:: ITEMS ::

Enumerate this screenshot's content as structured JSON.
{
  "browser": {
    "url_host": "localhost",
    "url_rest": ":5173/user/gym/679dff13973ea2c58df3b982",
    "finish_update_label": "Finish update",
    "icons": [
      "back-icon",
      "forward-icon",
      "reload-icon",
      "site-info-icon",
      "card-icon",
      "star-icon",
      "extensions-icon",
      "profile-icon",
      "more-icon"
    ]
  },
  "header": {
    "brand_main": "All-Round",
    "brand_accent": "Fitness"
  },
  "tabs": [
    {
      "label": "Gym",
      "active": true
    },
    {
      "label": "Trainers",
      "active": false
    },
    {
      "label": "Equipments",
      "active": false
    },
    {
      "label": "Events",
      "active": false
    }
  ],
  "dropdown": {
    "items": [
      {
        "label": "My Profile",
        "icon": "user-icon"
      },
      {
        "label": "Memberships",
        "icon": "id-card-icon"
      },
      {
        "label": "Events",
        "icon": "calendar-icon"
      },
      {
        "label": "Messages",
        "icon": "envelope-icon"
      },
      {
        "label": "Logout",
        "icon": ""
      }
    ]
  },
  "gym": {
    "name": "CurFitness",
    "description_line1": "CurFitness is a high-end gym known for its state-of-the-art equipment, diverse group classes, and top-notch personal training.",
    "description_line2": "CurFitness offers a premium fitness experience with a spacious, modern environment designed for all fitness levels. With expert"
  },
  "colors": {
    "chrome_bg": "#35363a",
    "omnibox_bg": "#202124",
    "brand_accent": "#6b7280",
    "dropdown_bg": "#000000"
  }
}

:::

• WRITTEN PROBLEM
Return each line of the listing that holds the string "CurFitness".

• EXERCISE ANSWER
    "name": "CurFitness",
    "description_line1": "CurFitness is a high-end gym known for its state-of-the-art equipment, diverse group classes, and top-notch personal training.",
    "description_line2": "CurFitness offers a premium fitness experience with a spacious, modern environment designed for all fitness levels. With expert"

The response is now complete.